» WHAT TO WORK ON: Transcribe all records exactly.

Dataset rows about figures:
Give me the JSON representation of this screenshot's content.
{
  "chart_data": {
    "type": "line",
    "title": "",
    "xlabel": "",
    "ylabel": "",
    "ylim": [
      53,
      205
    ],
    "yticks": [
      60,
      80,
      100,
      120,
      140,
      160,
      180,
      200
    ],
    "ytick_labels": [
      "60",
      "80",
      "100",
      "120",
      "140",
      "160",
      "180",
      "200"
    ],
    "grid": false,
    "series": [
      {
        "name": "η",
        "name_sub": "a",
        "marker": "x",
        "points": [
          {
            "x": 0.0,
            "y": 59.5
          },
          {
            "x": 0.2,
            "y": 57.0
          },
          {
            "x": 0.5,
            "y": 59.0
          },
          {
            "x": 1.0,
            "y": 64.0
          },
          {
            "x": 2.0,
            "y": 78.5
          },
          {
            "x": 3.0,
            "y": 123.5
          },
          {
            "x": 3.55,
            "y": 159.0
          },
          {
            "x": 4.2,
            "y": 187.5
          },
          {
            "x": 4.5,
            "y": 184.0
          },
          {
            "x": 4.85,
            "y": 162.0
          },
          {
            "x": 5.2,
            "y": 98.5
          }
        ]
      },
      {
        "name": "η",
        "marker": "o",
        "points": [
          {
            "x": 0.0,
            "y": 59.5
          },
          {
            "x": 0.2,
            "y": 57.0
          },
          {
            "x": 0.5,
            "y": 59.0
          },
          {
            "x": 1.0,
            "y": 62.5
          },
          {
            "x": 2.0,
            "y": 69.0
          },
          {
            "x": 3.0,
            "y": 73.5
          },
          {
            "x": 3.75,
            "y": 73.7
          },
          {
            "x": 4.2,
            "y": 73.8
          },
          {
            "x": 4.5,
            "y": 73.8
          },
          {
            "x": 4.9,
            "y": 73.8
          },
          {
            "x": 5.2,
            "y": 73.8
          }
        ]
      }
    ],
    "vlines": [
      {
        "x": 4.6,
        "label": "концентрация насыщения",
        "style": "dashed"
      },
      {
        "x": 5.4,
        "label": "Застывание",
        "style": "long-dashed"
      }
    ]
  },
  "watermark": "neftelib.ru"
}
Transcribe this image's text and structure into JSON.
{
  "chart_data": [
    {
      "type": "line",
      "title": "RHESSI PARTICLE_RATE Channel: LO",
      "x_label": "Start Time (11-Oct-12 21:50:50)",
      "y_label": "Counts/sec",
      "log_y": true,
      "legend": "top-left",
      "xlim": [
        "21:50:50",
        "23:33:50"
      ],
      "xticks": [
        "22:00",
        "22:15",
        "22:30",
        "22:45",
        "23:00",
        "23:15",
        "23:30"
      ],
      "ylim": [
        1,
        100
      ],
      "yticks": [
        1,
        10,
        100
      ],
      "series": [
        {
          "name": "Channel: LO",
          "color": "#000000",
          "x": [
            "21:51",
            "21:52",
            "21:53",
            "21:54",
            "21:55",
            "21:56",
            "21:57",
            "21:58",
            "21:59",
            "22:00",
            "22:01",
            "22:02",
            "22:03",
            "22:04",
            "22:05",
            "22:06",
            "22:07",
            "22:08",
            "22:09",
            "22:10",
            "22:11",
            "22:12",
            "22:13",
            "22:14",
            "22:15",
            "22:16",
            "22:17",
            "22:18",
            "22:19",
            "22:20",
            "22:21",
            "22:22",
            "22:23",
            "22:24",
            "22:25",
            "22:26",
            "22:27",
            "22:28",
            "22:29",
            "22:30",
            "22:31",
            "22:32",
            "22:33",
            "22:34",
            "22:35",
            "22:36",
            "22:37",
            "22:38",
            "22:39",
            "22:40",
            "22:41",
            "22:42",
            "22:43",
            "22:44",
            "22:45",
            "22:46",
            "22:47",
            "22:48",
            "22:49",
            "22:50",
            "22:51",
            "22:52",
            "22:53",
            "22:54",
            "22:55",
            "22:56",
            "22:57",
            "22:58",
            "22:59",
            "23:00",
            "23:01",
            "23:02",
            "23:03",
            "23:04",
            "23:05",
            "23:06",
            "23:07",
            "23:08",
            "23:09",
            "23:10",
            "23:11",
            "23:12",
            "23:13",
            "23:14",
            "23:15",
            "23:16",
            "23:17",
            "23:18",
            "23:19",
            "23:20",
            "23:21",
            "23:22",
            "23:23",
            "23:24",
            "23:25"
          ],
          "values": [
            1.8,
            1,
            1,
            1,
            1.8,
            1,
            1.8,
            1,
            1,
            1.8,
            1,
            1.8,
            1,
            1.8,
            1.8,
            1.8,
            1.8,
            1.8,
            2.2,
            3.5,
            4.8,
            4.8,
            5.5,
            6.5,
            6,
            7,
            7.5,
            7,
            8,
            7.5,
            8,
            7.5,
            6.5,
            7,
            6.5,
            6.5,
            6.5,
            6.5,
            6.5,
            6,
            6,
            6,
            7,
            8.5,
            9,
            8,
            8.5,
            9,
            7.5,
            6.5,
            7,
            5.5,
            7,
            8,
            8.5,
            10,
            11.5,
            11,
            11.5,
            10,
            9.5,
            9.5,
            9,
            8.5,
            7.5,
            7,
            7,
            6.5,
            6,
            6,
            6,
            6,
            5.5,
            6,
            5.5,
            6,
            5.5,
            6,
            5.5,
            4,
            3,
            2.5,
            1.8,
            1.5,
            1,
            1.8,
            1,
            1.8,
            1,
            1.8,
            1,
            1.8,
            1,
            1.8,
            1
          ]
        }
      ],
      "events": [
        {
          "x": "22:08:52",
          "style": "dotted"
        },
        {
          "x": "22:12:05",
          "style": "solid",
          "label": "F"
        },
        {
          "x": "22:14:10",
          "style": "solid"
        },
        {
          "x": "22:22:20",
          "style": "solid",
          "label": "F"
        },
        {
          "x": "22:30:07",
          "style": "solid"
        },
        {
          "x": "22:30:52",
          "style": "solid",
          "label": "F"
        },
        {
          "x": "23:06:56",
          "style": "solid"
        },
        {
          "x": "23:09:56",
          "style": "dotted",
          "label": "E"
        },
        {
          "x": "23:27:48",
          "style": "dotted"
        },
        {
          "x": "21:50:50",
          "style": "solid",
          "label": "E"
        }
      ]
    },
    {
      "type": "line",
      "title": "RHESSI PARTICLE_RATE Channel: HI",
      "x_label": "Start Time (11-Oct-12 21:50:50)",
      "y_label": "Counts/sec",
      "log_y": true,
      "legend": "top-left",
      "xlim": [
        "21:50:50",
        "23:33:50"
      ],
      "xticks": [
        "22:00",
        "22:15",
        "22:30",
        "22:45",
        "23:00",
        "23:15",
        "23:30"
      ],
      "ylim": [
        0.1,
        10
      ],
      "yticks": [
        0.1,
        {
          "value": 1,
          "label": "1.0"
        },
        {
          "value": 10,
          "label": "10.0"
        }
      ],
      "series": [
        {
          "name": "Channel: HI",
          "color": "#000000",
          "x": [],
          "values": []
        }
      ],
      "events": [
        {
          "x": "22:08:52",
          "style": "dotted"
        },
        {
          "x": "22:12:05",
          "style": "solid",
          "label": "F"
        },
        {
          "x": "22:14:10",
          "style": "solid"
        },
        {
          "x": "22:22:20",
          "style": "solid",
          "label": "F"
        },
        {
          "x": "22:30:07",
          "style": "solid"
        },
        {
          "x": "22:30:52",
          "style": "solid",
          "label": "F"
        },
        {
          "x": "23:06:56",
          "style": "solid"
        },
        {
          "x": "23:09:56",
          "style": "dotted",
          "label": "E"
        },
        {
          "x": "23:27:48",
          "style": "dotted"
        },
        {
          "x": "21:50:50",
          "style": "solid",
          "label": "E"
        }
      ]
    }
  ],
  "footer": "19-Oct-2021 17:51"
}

» WRITTEN ANSWER:
Give me the JSON representation of this screenshot's content.
{
  "chart_data": {
    "type": "line",
    "title": "",
    "xlabel": "",
    "ylabel": "",
    "ylim": [
      53,
      205
    ],
    "yticks": [
      60,
      80,
      100,
      120,
      140,
      160,
      180,
      200
    ],
    "ytick_labels": [
      "60",
      "80",
      "100",
      "120",
      "140",
      "160",
      "180",
      "200"
    ],
    "grid": false,
    "series": [
      {
        "name": "η",
        "name_sub": "a",
        "marker": "x",
        "points": [
          {
            "x": 0.0,
            "y": 59.5
          },
          {
            "x": 0.2,
            "y": 57.0
          },
          {
            "x": 0.5,
            "y": 59.0
          },
          {
            "x": 1.0,
            "y": 64.0
          },
          {
            "x": 2.0,
            "y": 78.5
          },
          {
            "x": 3.0,
            "y": 123.5
          },
          {
            "x": 3.55,
            "y": 159.0
          },
          {
            "x": 4.2,
            "y": 187.5
          },
          {
            "x": 4.5,
            "y": 184.0
          },
          {
            "x": 4.85,
            "y": 162.0
          },
          {
            "x": 5.2,
            "y": 98.5
          }
        ]
      },
      {
        "name": "η",
        "marker": "o",
        "points": [
          {
            "x": 0.0,
            "y": 59.5
          },
          {
            "x": 0.2,
            "y": 57.0
          },
          {
            "x": 0.5,
            "y": 59.0
          },
          {
            "x": 1.0,
            "y": 62.5
          },
          {
            "x": 2.0,
            "y": 69.0
          },
          {
            "x": 3.0,
            "y": 73.5
          },
          {
            "x": 3.75,
            "y": 73.7
          },
          {
            "x": 4.2,
            "y": 73.8
          },
          {
            "x": 4.5,
            "y": 73.8
          },
          {
            "x": 4.9,
            "y": 73.8
          },
          {
            "x": 5.2,
            "y": 73.8
          }
        ]
      }
    ],
    "vlines": [
      {
        "x": 4.6,
        "label": "концентрация насыщения",
        "style": "dashed"
      },
      {
        "x": 5.4,
        "label": "Застывание",
        "style": "long-dashed"
      }
    ]
  },
  "watermark": "neftelib.ru"
}
Transcribe this image's text and structure into JSON.
{
  "chart_data": [
    {
      "type": "line",
      "title": "RHESSI PARTICLE_RATE Channel: LO",
      "x_label": "Start Time (11-Oct-12 21:50:50)",
      "y_label": "Counts/sec",
      "log_y": true,
      "legend": "top-left",
      "xlim": [
        "21:50:50",
        "23:33:50"
      ],
      "xticks": [
        "22:00",
        "22:15",
        "22:30",
        "22:45",
        "23:00",
        "23:15",
        "23:30"
      ],
      "ylim": [
        1,
        100
      ],
      "yticks": [
        1,
        10,
        100
      ],
      "series": [
        {
          "name": "Channel: LO",
          "color": "#000000",
          "x": [
            "21:51",
            "21:52",
            "21:53",
            "21:54",
            "21:55",
            "21:56",
            "21:57",
            "21:58",
            "21:59",
            "22:00",
            "22:01",
            "22:02",
            "22:03",
            "22:04",
            "22:05",
            "22:06",
            "22:07",
            "22:08",
            "22:09",
            "22:10",
            "22:11",
            "22:12",
            "22:13",
            "22:14",
            "22:15",
            "22:16",
            "22:17",
            "22:18",
            "22:19",
            "22:20",
            "22:21",
            "22:22",
            "22:23",
            "22:24",
            "22:25",
            "22:26",
            "22:27",
            "22:28",
            "22:29",
            "22:30",
            "22:31",
            "22:32",
            "22:33",
            "22:34",
            "22:35",
            "22:36",
            "22:37",
            "22:38",
            "22:39",
            "22:40",
            "22:41",
            "22:42",
            "22:43",
            "22:44",
            "22:45",
            "22:46",
            "22:47",
            "22:48",
            "22:49",
            "22:50",
            "22:51",
            "22:52",
            "22:53",
            "22:54",
            "22:55",
            "22:56",
            "22:57",
            "22:58",
            "22:59",
            "23:00",
            "23:01",
            "23:02",
            "23:03",
            "23:04",
            "23:05",
            "23:06",
            "23:07",
            "23:08",
            "23:09",
            "23:10",
            "23:11",
            "23:12",
            "23:13",
            "23:14",
            "23:15",
            "23:16",
            "23:17",
            "23:18",
            "23:19",
            "23:20",
            "23:21",
            "23:22",
            "23:23",
            "23:24",
            "23:25"
          ],
          "values": [
            1.8,
            1,
            1,
            1,
            1.8,
            1,
            1.8,
            1,
            1,
            1.8,
            1,
            1.8,
            1,
            1.8,
            1.8,
            1.8,
            1.8,
            1.8,
            2.2,
            3.5,
            4.8,
            4.8,
            5.5,
            6.5,
            6,
            7,
            7.5,
            7,
            8,
            7.5,
            8,
            7.5,
            6.5,
            7,
            6.5,
            6.5,
            6.5,
            6.5,
            6.5,
            6,
            6,
            6,
            7,
            8.5,
            9,
            8,
            8.5,
            9,
            7.5,
            6.5,
            7,
            5.5,
            7,
            8,
            8.5,
            10,
            11.5,
            11,
            11.5,
            10,
            9.5,
            9.5,
            9,
            8.5,
            7.5,
            7,
            7,
            6.5,
            6,
            6,
            6,
            6,
            5.5,
            6,
            5.5,
            6,
            5.5,
            6,
            5.5,
            4,
            3,
            2.5,
            1.8,
            1.5,
            1,
            1.8,
            1,
            1.8,
            1,
            1.8,
            1,
            1.8,
            1,
            1.8,
            1
          ]
        }
      ],
      "events": [
        {
          "x": "22:08:52",
          "style": "dotted"
        },
        {
          "x": "22:12:05",
          "style": "solid",
          "label": "F"
        },
        {
          "x": "22:14:10",
          "style": "solid"
        },
        {
          "x": "22:22:20",
          "style": "solid",
          "label": "F"
        },
        {
          "x": "22:30:07",
          "style": "solid"
        },
        {
          "x": "22:30:52",
          "style": "solid",
          "label": "F"
        },
        {
          "x": "23:06:56",
          "style": "solid"
        },
        {
          "x": "23:09:56",
          "style": "dotted",
          "label": "E"
        },
        {
          "x": "23:27:48",
          "style": "dotted"
        },
        {
          "x": "21:50:50",
          "style": "solid",
          "label": "E"
        }
      ]
    },
    {
      "type": "line",
      "title": "RHESSI PARTICLE_RATE Channel: HI",
      "x_label": "Start Time (11-Oct-12 21:50:50)",
      "y_label": "Counts/sec",
      "log_y": true,
      "legend": "top-left",
      "xlim": [
        "21:50:50",
        "23:33:50"
      ],
      "xticks": [
        "22:00",
        "22:15",
        "22:30",
        "22:45",
        "23:00",
        "23:15",
        "23:30"
      ],
      "ylim": [
        0.1,
        10
      ],
      "yticks": [
        0.1,
        {
          "value": 1,
          "label": "1.0"
        },
        {
          "value": 10,
          "label": "10.0"
        }
      ],
      "series": [
        {
          "name": "Channel: HI",
          "color": "#000000",
          "x": [],
          "values": []
        }
      ],
      "events": [
        {
          "x": "22:08:52",
          "style": "dotted"
        },
        {
          "x": "22:12:05",
          "style": "solid",
          "label": "F"
        },
        {
          "x": "22:14:10",
          "style": "solid"
        },
        {
          "x": "22:22:20",
          "style": "solid",
          "label": "F"
        },
        {
          "x": "22:30:07",
          "style": "solid"
        },
        {
          "x": "22:30:52",
          "style": "solid",
          "label": "F"
        },
        {
          "x": "23:06:56",
          "style": "solid"
        },
        {
          "x": "23:09:56",
          "style": "dotted",
          "label": "E"
        },
        {
          "x": "23:27:48",
          "style": "dotted"
        },
        {
          "x": "21:50:50",
          "style": "solid",
          "label": "E"
        }
      ]
    }
  ],
  "footer": "19-Oct-2021 17:51"
}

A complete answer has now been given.